START Stored data
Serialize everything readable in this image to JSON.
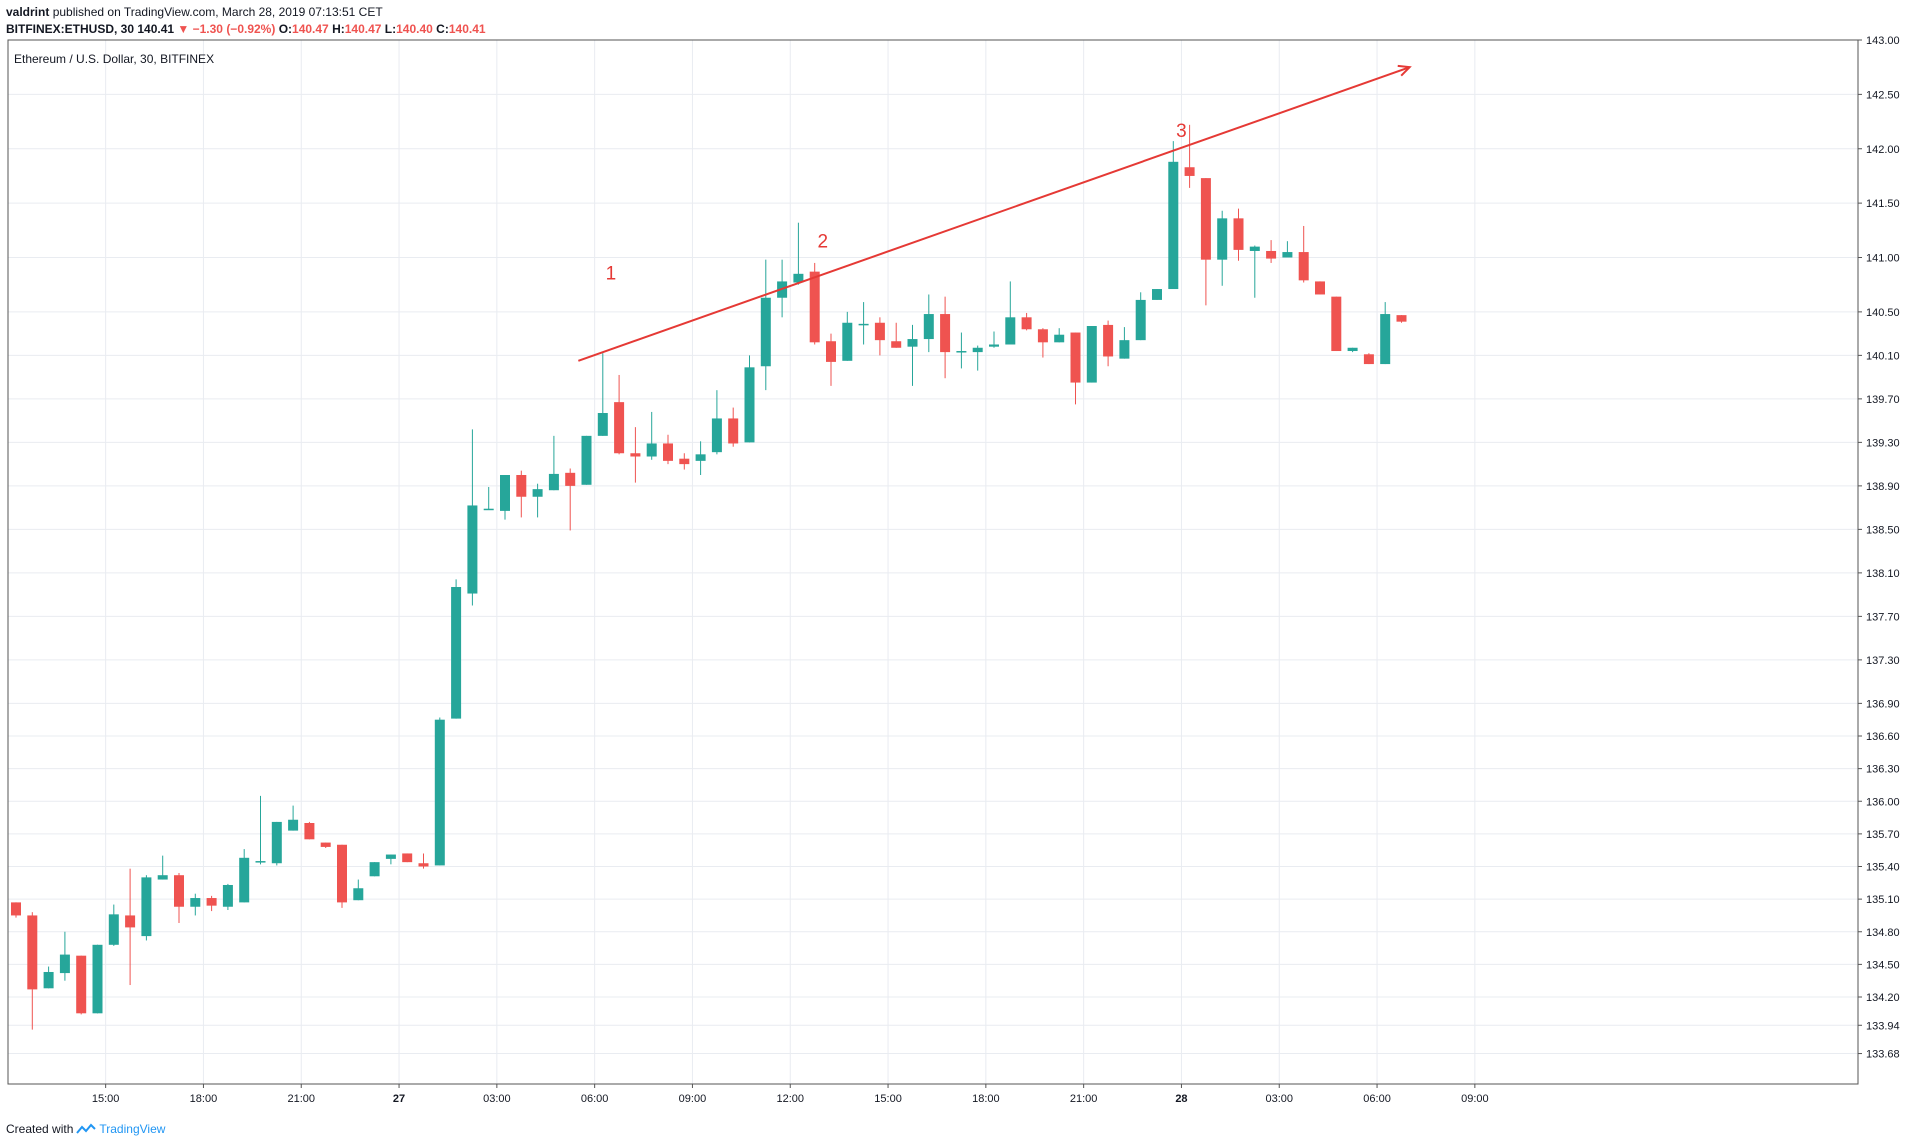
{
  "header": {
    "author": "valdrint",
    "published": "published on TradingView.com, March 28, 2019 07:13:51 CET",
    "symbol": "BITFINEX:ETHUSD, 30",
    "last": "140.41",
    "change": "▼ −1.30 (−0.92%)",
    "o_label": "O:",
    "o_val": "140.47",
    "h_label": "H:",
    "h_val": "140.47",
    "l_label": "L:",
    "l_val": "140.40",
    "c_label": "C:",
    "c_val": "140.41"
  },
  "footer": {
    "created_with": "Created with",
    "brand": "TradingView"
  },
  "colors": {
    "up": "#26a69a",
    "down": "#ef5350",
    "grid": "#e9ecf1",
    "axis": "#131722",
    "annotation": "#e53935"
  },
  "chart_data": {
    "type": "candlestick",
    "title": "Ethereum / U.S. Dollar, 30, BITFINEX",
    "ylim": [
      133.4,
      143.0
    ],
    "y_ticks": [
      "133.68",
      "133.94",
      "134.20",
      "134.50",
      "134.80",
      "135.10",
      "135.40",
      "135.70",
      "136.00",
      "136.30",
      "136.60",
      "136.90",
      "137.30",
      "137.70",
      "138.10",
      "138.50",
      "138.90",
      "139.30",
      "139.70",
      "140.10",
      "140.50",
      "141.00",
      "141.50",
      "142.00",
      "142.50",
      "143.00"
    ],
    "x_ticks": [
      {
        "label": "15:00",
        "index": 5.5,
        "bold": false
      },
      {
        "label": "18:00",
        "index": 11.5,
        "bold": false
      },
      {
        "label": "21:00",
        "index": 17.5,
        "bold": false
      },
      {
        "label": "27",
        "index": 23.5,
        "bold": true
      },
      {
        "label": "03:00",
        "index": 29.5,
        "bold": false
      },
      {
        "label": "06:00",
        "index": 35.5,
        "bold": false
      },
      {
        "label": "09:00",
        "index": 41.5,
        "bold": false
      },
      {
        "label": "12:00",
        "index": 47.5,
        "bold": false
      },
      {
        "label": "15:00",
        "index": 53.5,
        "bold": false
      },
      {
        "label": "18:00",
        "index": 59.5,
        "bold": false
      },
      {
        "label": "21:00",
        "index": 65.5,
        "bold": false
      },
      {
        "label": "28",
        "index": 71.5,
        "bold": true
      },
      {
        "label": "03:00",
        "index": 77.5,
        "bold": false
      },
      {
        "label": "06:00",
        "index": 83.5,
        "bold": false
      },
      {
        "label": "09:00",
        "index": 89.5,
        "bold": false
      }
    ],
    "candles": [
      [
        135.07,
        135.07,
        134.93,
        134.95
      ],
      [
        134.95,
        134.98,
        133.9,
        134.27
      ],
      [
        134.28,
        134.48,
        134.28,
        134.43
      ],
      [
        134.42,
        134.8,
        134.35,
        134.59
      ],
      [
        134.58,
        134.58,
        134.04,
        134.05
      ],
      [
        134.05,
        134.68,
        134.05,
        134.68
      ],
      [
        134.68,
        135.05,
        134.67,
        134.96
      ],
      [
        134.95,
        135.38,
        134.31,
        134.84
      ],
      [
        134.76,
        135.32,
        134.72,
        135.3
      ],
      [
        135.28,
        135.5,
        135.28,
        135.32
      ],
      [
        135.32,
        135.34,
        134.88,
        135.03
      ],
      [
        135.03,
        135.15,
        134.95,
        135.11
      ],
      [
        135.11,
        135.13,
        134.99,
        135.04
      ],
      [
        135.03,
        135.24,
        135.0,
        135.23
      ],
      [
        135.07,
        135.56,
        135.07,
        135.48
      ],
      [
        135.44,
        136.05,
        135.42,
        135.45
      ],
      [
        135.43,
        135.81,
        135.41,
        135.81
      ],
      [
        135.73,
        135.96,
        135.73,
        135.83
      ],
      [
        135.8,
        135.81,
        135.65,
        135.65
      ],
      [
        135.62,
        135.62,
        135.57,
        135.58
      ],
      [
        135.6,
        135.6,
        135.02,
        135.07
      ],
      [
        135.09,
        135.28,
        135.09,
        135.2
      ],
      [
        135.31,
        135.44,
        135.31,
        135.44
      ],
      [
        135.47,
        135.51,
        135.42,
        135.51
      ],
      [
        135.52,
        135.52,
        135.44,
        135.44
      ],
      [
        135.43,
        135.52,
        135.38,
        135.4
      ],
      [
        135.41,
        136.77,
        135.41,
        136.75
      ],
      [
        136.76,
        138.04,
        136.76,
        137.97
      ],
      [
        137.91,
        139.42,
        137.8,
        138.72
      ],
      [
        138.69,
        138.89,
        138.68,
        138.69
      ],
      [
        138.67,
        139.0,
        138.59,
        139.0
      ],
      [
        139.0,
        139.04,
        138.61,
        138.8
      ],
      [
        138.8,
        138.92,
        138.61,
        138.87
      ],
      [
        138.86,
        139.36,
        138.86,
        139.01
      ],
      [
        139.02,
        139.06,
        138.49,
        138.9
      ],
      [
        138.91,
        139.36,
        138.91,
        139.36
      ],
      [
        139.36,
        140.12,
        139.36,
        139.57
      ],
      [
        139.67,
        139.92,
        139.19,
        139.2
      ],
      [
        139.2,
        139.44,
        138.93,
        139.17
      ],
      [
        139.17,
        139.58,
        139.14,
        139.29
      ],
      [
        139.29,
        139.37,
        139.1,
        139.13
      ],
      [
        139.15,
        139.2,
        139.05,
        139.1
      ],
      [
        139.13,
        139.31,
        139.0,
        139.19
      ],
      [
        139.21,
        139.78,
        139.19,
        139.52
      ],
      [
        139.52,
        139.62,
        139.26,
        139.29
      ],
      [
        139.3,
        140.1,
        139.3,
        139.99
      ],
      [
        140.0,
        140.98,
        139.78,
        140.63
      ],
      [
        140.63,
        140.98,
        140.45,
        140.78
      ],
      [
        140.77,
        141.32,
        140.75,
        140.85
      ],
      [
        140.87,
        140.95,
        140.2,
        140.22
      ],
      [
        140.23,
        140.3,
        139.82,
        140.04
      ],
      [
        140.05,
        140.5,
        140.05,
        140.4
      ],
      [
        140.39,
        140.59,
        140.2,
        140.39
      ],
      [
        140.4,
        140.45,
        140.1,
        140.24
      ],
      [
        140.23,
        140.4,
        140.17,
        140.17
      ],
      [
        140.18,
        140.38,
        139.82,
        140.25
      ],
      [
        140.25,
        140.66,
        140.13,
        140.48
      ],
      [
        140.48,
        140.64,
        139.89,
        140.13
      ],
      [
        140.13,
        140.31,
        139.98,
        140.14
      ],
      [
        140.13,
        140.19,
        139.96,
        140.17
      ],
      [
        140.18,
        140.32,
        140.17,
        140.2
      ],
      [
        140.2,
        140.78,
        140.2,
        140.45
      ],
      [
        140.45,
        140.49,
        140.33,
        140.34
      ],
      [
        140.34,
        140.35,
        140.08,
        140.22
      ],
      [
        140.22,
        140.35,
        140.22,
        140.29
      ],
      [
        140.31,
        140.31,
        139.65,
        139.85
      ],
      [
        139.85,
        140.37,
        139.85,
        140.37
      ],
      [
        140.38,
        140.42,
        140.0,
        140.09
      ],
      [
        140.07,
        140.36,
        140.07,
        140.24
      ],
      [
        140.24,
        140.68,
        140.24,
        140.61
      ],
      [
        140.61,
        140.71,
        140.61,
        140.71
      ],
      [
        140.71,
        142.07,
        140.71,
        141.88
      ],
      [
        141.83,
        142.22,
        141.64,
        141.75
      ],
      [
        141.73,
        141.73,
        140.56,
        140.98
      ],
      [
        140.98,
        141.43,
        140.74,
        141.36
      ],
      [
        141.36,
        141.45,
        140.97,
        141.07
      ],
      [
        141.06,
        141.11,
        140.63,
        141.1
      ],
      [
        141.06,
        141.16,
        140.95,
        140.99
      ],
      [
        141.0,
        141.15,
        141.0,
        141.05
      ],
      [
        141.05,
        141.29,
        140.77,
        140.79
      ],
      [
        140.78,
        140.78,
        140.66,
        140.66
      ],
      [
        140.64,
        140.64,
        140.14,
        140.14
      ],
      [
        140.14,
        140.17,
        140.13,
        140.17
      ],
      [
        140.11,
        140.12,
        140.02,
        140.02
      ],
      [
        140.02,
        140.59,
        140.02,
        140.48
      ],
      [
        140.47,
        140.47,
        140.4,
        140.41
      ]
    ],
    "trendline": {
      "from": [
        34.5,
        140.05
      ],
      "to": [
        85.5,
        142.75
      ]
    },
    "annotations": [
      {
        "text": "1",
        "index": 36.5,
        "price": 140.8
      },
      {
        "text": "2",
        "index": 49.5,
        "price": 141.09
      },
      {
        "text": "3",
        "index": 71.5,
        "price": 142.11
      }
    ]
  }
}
END Stored data
START Stored data
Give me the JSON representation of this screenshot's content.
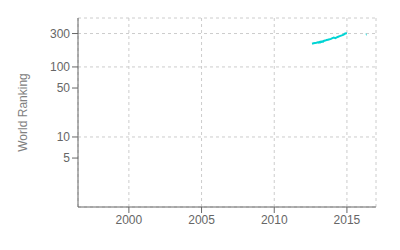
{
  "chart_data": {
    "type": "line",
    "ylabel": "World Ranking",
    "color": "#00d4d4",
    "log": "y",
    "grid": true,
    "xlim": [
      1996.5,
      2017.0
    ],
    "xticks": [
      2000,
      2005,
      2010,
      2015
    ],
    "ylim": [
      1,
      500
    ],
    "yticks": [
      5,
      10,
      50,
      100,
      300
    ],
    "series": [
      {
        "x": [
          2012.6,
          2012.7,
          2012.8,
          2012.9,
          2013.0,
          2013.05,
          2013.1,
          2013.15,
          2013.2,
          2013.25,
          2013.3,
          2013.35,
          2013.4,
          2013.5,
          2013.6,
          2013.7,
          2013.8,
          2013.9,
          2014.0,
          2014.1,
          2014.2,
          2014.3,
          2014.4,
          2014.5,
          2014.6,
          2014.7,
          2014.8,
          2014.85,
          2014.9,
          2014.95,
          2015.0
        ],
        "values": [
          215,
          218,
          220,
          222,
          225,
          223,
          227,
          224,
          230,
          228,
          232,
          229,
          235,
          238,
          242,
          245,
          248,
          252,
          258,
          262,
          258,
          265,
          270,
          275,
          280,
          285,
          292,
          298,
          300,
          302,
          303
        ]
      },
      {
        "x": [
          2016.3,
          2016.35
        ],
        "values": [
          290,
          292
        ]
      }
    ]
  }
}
END Stored data
START Stored data
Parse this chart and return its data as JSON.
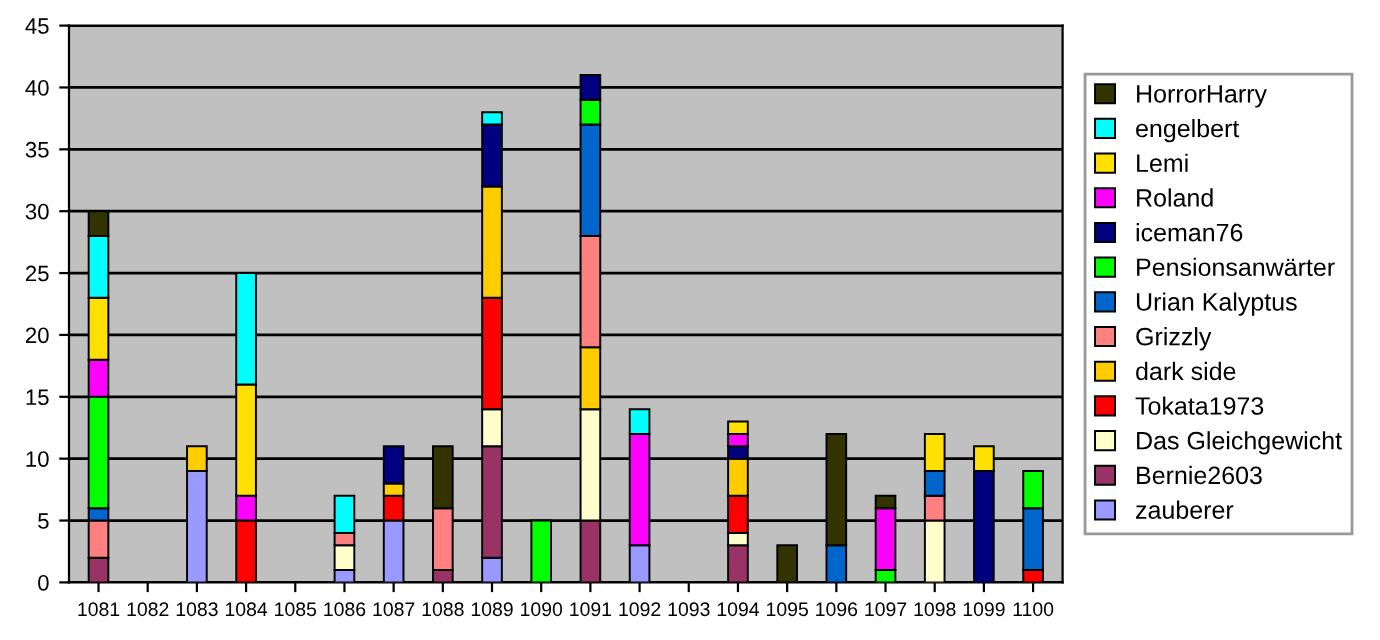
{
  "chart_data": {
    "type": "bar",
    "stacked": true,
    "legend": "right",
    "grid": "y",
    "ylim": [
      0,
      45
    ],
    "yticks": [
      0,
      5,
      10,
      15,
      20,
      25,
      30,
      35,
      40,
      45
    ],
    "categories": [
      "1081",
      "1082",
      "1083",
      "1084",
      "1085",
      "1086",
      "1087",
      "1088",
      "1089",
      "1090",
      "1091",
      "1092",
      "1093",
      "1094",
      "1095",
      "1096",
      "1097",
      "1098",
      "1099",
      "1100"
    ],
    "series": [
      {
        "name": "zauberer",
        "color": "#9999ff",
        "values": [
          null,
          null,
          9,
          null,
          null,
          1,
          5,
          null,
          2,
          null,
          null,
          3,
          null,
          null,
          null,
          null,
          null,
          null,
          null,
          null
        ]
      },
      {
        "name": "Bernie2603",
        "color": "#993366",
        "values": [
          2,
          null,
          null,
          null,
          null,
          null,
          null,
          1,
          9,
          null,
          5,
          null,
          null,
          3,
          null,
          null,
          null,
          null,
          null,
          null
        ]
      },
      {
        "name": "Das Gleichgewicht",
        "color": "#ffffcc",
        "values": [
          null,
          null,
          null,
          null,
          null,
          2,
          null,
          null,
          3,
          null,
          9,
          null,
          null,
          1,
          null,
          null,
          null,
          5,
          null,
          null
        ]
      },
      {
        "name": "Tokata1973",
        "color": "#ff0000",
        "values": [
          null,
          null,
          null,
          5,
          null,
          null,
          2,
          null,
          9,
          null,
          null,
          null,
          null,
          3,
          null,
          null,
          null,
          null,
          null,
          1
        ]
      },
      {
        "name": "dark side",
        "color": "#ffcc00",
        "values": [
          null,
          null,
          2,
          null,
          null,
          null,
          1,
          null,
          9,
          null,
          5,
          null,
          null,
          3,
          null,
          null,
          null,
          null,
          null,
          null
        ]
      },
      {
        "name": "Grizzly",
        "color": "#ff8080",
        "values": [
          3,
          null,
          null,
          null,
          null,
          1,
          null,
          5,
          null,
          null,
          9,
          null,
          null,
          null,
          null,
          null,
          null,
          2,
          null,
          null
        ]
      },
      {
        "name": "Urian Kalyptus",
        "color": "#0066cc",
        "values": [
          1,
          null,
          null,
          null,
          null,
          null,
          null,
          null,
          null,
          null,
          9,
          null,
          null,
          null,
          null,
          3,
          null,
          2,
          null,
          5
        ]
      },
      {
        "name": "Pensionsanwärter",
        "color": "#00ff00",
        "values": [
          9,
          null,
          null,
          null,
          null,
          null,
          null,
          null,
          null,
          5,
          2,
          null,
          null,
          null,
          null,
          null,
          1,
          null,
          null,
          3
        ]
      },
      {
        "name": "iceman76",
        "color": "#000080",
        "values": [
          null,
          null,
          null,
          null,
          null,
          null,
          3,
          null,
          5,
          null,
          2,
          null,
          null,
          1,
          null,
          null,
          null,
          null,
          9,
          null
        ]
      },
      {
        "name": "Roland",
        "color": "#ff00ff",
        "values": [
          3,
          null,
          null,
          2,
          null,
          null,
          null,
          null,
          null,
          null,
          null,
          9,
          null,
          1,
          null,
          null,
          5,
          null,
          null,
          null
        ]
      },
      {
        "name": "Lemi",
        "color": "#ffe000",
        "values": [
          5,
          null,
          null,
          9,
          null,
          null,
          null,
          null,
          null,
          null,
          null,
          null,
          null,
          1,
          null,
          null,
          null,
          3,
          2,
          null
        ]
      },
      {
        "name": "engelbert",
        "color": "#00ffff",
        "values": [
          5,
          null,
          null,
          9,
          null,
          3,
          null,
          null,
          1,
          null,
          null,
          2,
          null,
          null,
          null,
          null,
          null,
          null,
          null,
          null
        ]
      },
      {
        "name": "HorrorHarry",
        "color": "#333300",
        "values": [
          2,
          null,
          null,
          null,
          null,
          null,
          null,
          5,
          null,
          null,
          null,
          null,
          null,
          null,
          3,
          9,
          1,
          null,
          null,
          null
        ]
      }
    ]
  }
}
END Stored data
Return every line above that contains the word "type".

    "type": "candlestick",
    "type": "line",
    "type": "bar",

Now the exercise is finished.